**DATA FOR THE TASK:**

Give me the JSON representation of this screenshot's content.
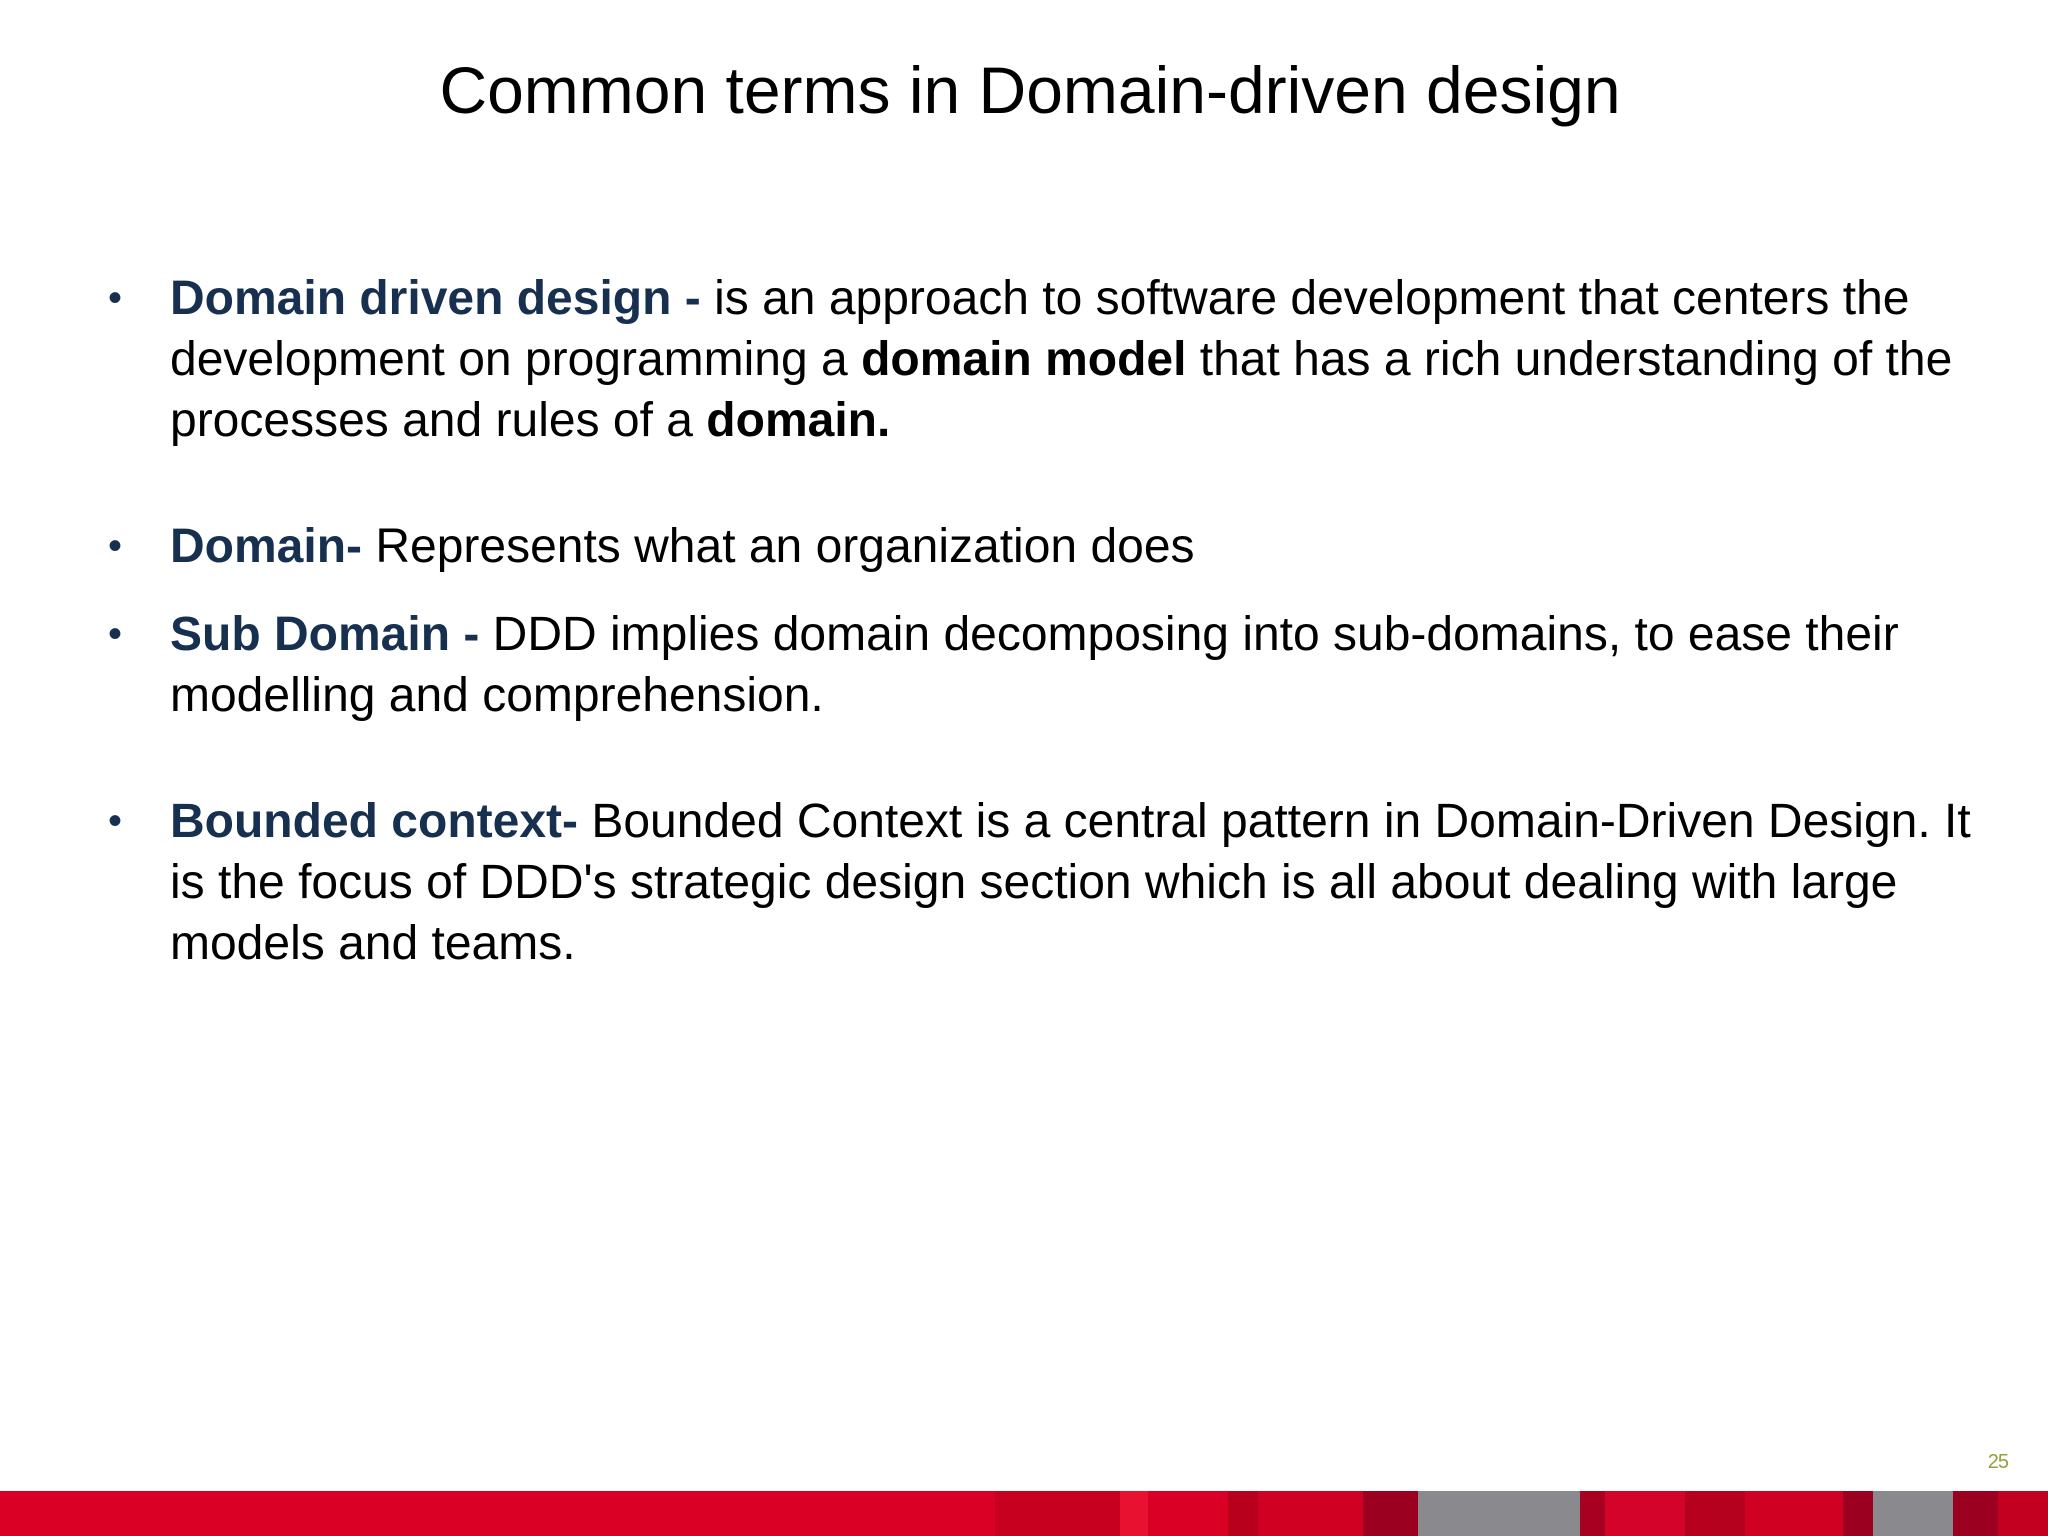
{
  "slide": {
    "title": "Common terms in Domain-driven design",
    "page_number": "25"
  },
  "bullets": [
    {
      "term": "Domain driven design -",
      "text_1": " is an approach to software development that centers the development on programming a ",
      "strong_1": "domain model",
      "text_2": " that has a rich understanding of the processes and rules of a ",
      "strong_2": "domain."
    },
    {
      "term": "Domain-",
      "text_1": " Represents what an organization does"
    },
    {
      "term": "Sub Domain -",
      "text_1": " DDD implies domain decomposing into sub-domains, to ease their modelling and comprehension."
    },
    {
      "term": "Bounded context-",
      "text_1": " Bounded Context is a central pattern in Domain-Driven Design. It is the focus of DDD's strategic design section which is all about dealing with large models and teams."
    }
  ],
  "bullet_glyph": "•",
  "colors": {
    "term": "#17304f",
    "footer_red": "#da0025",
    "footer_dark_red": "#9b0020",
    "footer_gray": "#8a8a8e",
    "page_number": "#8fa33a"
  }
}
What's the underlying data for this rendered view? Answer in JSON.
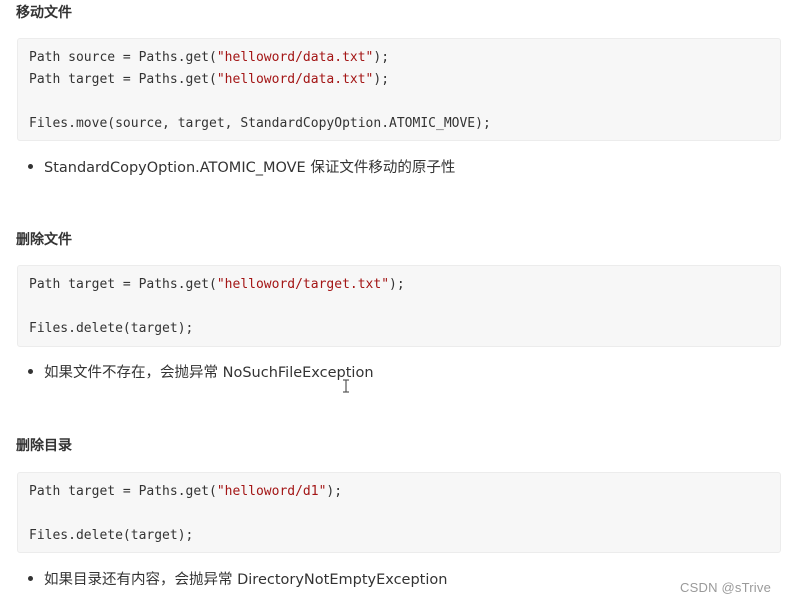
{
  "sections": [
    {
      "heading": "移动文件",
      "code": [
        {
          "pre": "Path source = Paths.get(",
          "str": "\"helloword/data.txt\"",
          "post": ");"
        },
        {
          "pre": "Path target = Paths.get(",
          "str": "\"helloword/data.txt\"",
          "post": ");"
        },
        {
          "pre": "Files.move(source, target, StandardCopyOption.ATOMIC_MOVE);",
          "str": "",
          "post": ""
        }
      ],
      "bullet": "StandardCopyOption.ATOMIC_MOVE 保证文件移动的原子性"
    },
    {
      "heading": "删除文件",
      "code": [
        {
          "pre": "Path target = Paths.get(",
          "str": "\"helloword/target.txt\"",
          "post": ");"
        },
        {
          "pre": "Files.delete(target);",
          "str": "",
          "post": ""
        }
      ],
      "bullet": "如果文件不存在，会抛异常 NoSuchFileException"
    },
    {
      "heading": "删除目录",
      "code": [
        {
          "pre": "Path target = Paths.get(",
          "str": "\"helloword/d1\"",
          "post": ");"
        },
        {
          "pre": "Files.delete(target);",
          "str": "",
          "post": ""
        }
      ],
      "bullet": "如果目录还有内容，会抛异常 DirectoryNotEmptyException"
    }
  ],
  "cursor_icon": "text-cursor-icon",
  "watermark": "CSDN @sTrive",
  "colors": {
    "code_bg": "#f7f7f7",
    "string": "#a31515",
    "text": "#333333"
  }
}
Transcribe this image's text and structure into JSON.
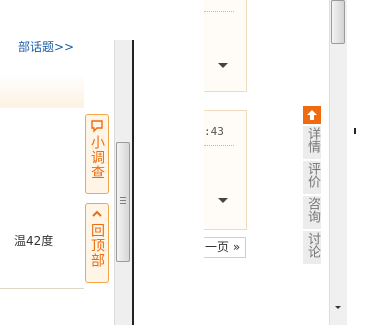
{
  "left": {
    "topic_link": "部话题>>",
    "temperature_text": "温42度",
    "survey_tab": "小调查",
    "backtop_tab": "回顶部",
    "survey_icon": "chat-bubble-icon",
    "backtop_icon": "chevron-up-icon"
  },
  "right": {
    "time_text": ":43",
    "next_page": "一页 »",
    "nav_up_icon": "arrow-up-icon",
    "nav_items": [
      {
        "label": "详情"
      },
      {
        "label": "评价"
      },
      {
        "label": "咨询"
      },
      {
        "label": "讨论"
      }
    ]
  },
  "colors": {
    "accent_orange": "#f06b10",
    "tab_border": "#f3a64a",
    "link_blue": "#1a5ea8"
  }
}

**GIVEN INSTRUCTION:**
Take each line of the material that contains the word "heading" and list it.

**OUTPUT BELOW:**
      "heading": "移动文件",
      "heading": "删除文件",
      "heading": "删除目录",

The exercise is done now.